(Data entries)
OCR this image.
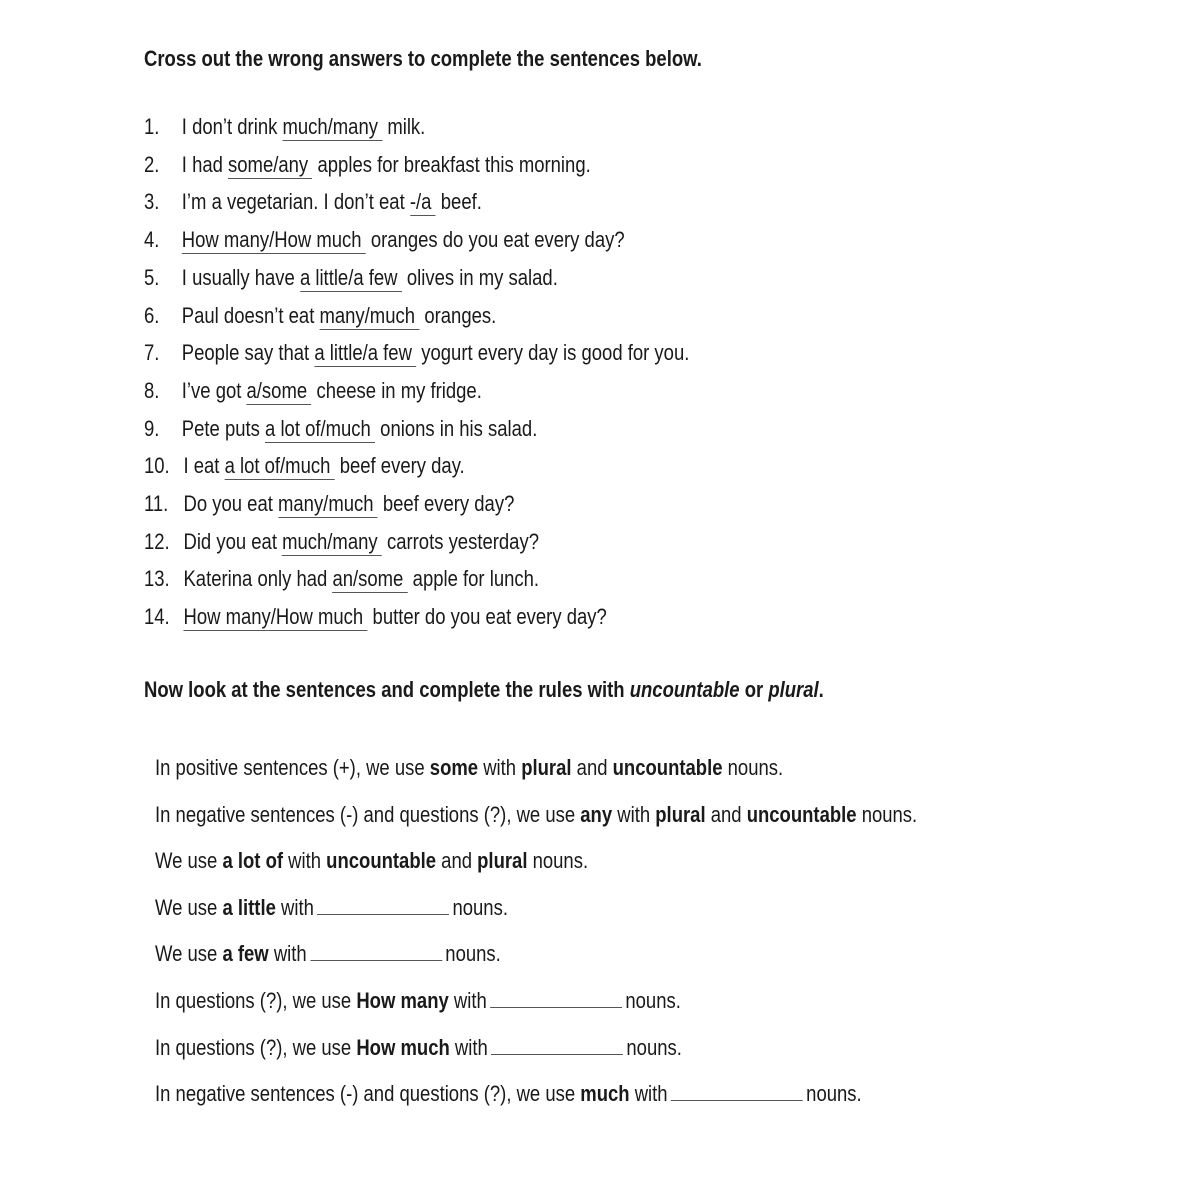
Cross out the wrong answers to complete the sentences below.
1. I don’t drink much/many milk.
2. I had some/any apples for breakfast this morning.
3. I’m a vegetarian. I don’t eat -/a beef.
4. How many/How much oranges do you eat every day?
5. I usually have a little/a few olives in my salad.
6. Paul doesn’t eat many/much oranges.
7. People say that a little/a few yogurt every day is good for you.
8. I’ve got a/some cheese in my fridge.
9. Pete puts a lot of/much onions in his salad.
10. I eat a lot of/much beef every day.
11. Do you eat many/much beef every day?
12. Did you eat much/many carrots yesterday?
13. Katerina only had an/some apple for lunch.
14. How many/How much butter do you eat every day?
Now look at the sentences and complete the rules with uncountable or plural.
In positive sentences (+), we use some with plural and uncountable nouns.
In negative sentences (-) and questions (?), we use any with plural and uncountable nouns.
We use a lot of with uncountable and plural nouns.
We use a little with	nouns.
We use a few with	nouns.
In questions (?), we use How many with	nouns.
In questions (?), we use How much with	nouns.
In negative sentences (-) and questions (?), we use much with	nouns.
==
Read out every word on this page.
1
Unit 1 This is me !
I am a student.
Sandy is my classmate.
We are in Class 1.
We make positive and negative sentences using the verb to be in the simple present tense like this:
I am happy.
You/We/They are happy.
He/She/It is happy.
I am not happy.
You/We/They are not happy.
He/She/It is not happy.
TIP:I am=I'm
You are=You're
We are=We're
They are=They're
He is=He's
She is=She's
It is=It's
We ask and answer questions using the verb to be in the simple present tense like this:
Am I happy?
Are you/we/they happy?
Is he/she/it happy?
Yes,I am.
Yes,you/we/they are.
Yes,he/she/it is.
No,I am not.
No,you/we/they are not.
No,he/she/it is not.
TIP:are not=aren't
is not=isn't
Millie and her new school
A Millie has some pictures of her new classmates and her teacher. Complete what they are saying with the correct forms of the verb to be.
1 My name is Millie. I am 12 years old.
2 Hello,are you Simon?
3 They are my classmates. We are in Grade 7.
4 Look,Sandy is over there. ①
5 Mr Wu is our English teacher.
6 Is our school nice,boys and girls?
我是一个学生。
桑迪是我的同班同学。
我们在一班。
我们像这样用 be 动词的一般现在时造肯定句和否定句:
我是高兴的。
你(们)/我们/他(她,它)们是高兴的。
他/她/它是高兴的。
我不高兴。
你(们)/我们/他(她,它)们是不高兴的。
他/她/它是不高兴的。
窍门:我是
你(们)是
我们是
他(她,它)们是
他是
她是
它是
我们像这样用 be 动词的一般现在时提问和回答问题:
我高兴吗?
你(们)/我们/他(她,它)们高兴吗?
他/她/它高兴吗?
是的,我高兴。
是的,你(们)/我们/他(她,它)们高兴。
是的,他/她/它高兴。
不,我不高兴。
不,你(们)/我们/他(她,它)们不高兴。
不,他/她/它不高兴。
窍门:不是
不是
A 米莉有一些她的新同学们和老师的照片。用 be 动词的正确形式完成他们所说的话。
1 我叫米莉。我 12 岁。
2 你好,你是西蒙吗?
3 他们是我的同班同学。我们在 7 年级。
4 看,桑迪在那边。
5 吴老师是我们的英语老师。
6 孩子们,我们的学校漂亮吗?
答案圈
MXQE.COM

#### [What the task requires]
Count the lines in the records above that contain the word "positive", and reply with only that number.

#### [Full answer]
2